# Written instruction
Reproduce the material without changes, from its first line through the line containing "chart-title: Dining bbox=[535, 535, 714, 600]", inclusive.

======== Raw records ========

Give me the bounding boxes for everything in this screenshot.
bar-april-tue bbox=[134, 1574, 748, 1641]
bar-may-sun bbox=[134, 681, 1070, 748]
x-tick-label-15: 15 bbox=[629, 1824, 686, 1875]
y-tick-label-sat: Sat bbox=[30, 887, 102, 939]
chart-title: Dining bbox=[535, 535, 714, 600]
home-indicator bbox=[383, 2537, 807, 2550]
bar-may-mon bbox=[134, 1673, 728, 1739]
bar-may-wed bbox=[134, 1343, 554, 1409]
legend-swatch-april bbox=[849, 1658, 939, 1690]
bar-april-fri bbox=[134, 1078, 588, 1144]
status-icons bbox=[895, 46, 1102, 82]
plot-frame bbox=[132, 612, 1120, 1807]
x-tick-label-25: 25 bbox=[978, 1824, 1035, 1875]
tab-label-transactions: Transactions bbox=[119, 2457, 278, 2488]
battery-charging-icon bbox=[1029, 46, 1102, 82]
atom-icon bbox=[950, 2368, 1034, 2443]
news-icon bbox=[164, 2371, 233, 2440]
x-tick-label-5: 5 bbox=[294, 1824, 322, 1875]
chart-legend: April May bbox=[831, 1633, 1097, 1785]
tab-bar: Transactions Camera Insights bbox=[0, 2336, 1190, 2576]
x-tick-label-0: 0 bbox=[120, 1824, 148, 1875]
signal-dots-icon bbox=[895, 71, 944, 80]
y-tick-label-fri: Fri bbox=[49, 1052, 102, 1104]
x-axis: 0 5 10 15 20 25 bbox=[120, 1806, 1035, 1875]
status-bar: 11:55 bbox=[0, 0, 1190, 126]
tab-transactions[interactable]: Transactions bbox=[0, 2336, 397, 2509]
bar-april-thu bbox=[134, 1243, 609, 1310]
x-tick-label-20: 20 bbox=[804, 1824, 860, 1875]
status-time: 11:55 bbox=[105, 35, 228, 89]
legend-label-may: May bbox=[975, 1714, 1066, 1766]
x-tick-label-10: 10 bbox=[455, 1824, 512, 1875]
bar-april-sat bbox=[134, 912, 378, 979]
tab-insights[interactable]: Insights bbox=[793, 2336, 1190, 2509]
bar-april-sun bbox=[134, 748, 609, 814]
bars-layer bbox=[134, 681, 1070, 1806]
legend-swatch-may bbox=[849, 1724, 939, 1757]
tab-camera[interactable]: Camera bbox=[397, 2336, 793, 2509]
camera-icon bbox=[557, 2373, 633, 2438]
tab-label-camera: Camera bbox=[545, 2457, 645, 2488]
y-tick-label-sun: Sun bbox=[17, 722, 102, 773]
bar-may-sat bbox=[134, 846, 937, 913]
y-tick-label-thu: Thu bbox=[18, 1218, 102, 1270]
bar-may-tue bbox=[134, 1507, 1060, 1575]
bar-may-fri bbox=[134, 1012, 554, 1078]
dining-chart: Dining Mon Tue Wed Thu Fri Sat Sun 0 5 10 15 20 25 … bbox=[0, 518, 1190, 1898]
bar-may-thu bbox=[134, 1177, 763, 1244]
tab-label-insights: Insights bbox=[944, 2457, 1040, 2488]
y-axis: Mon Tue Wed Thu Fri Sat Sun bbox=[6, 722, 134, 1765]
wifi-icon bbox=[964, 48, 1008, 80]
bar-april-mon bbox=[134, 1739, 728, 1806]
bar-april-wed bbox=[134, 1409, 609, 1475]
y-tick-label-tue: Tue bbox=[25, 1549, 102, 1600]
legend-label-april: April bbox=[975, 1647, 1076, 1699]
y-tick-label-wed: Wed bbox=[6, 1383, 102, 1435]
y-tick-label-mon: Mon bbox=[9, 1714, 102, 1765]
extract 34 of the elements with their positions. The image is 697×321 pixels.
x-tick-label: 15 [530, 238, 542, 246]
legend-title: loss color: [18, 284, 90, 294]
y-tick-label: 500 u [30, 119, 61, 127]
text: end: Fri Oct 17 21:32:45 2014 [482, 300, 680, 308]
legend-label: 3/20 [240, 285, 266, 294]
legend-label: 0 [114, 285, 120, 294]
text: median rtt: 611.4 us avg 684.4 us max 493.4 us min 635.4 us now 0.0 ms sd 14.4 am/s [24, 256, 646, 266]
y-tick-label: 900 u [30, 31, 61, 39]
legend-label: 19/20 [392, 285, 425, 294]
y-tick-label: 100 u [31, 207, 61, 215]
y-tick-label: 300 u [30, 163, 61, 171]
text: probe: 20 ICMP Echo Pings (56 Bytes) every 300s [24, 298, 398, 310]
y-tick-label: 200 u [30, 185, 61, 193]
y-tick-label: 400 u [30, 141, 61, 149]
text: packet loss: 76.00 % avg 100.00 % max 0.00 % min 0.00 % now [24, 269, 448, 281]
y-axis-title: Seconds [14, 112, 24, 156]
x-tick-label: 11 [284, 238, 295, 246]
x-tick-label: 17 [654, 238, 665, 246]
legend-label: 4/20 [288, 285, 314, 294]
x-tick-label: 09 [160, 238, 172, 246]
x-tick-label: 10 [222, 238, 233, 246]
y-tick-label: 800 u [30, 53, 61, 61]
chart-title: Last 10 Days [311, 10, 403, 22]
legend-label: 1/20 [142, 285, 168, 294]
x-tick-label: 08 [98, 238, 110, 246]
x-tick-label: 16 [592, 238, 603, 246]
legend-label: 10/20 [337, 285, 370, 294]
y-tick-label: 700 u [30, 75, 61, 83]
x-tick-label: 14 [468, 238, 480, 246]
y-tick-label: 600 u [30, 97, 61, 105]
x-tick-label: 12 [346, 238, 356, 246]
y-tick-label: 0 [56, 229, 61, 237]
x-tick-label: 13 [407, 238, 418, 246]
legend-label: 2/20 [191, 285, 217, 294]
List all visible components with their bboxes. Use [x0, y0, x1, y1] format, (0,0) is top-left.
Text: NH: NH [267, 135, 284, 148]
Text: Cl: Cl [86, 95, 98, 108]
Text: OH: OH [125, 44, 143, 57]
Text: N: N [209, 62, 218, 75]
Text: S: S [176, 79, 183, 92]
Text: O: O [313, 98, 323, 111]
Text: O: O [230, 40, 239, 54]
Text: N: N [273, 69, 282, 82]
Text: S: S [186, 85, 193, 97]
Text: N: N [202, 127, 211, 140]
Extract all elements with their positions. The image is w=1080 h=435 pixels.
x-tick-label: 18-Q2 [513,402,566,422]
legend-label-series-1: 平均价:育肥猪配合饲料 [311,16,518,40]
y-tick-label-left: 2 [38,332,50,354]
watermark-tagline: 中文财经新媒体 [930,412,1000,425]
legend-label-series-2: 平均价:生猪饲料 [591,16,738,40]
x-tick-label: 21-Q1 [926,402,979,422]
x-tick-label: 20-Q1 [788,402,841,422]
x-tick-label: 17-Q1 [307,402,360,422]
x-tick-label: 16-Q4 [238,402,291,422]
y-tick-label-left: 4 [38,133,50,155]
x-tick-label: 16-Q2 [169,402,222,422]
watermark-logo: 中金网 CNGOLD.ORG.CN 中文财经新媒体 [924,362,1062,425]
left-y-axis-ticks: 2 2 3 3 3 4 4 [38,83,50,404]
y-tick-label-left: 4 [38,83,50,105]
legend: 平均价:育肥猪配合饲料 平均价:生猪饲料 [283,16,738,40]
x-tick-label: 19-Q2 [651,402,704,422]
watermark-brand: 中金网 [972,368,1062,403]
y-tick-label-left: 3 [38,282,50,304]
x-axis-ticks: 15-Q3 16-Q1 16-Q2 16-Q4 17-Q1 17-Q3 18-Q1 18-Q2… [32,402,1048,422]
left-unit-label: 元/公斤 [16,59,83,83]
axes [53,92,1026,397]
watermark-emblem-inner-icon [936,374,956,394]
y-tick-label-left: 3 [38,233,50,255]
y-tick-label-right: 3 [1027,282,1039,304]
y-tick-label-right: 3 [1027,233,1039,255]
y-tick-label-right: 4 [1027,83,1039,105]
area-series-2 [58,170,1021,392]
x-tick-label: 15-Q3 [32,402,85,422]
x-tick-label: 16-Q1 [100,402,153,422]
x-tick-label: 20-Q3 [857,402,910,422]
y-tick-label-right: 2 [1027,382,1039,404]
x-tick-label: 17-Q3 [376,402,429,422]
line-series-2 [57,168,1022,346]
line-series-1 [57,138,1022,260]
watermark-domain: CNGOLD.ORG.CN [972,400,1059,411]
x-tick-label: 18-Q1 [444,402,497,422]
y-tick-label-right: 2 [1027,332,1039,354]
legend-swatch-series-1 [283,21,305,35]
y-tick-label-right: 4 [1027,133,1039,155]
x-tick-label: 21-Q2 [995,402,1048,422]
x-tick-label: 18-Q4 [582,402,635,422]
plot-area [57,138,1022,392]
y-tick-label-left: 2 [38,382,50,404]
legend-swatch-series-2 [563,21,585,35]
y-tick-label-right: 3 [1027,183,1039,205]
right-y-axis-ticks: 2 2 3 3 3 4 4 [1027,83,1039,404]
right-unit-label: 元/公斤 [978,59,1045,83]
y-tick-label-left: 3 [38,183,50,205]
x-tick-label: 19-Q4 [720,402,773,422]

========

# Correct answer
Give me the bounding boxes for everything in this screenshot.
bar-april-tue bbox=[134, 1574, 748, 1641]
bar-may-sun bbox=[134, 681, 1070, 748]
x-tick-label-15: 15 bbox=[629, 1824, 686, 1875]
y-tick-label-sat: Sat bbox=[30, 887, 102, 939]
chart-title: Dining bbox=[535, 535, 714, 600]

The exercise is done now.